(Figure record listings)
■ ■ ■ ■ ■

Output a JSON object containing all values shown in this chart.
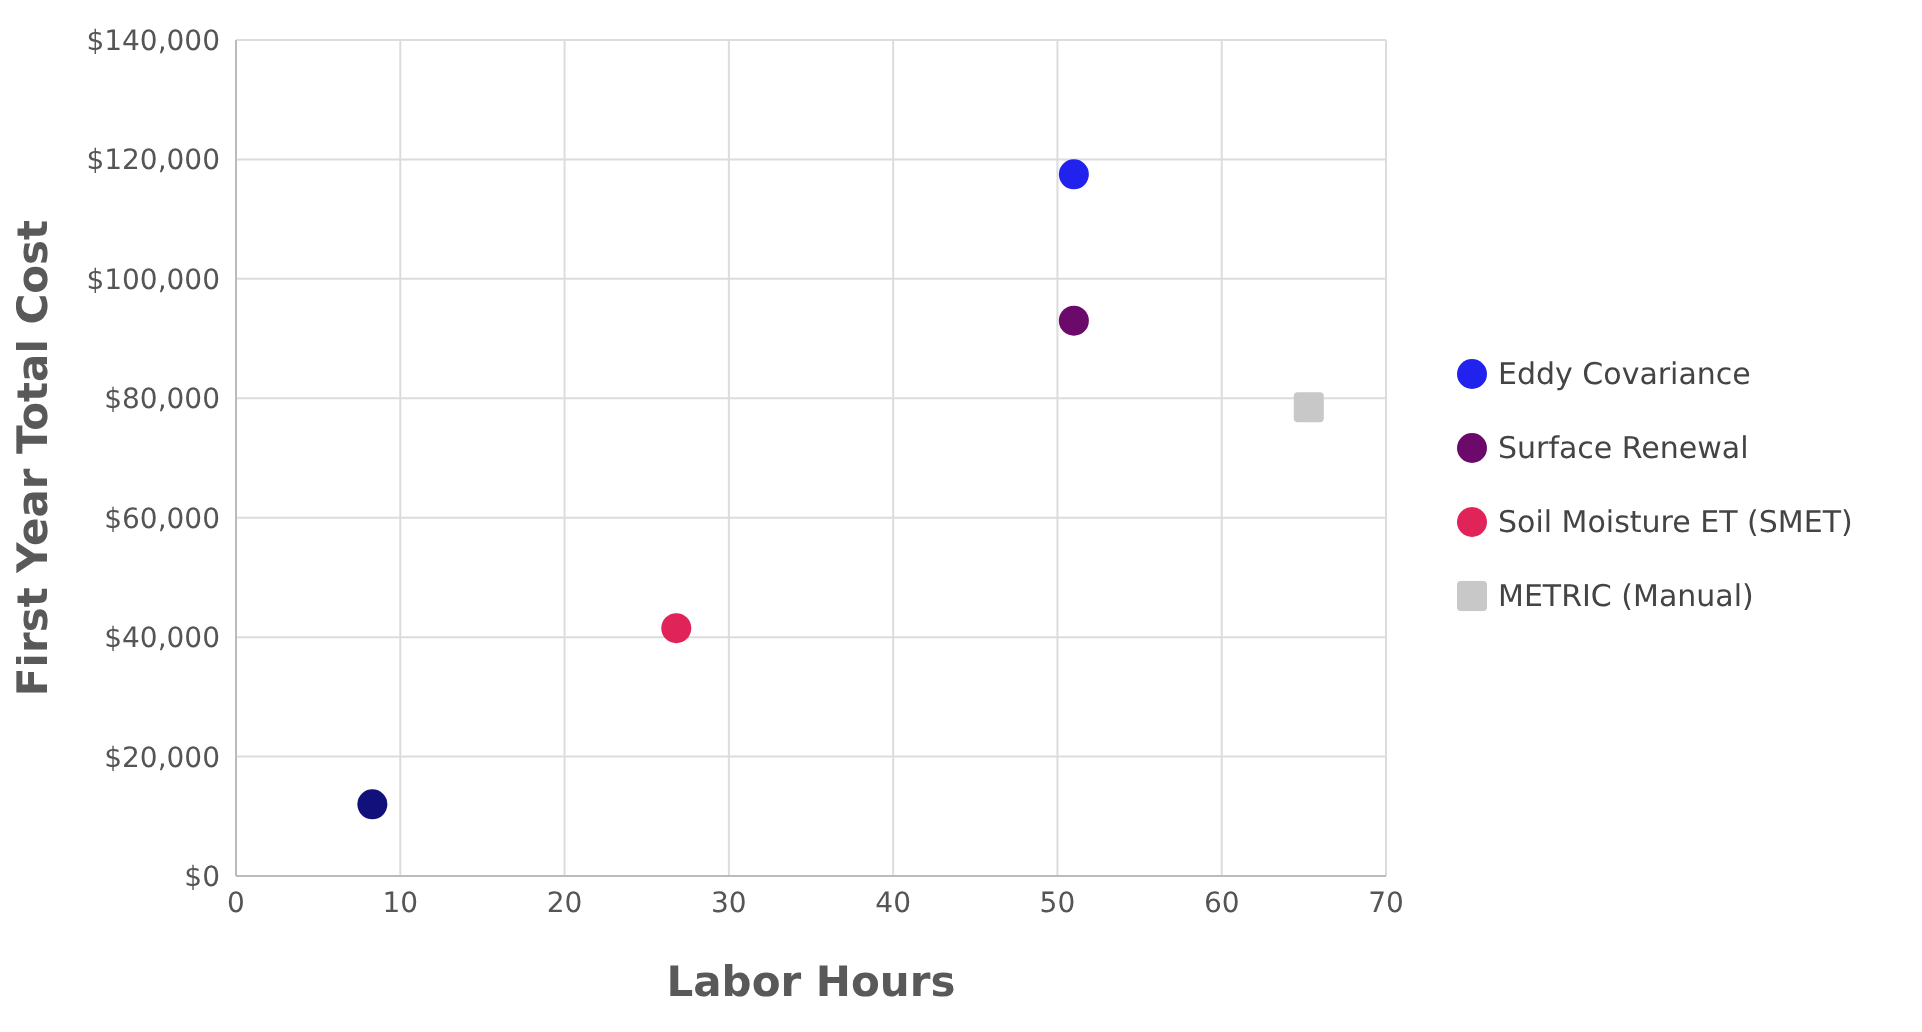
{
  "chart_data": {
    "type": "scatter",
    "xlabel": "Labor Hours",
    "ylabel": "First Year Total Cost",
    "xlim": [
      0,
      70
    ],
    "xticks": [
      0,
      10,
      20,
      30,
      40,
      50,
      60,
      70
    ],
    "ylim": [
      0,
      140000
    ],
    "yticks": [
      {
        "value": 0,
        "label": "$0"
      },
      {
        "value": 20000,
        "label": "$20,000"
      },
      {
        "value": 40000,
        "label": "$40,000"
      },
      {
        "value": 60000,
        "label": "$60,000"
      },
      {
        "value": 80000,
        "label": "$80,000"
      },
      {
        "value": 100000,
        "label": "$100,000"
      },
      {
        "value": 120000,
        "label": "$120,000"
      },
      {
        "value": 140000,
        "label": "$140,000"
      }
    ],
    "grid": true,
    "legend": "right",
    "marker": "circle",
    "series": [
      {
        "name": "Eddy Covariance",
        "color": "#2222ee",
        "x": [
          51
        ],
        "values": [
          117500
        ]
      },
      {
        "name": "Surface Renewal",
        "color": "#6b0a6b",
        "x": [
          51
        ],
        "values": [
          93000
        ]
      },
      {
        "name": "Soil Moisture ET (SMET)",
        "color": "#e0245a",
        "x": [
          26.8
        ],
        "values": [
          41500
        ]
      },
      {
        "name": "METRIC (Manual)",
        "color": "#c8c8c8",
        "marker": "square",
        "x": [
          65.3
        ],
        "values": [
          78500
        ]
      },
      {
        "color": "#12107a",
        "x": [
          8.3
        ],
        "values": [
          12000
        ]
      }
    ]
  }
}
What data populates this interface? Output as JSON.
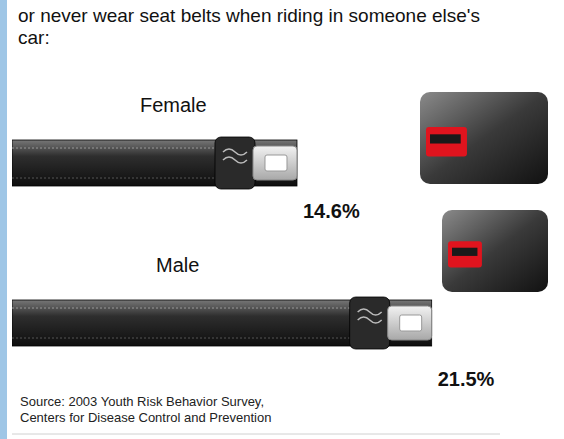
{
  "chart_data": {
    "type": "bar",
    "orientation": "horizontal",
    "title": "or never wear seat belts when riding in someone else's car:",
    "categories": [
      "Female",
      "Male"
    ],
    "values": [
      14.6,
      21.5
    ],
    "value_labels": [
      "14.6%",
      "21.5%"
    ],
    "data_labels": true,
    "tick_labels": false,
    "xlim": [
      0,
      25
    ],
    "color": "#2e2e2e",
    "source": "Source: 2003 Youth Risk Behavior Survey, Centers for Disease Control and Prevention"
  }
}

■ ■ ■ ■ ■

• **TASK DIRECTIONS**
Locate each line containing the string "this" and show it.

• **EXPECTED OUTPUT**
Output a JSON object containing all values shown in this chart.
What data populates this interface? Output as JSON.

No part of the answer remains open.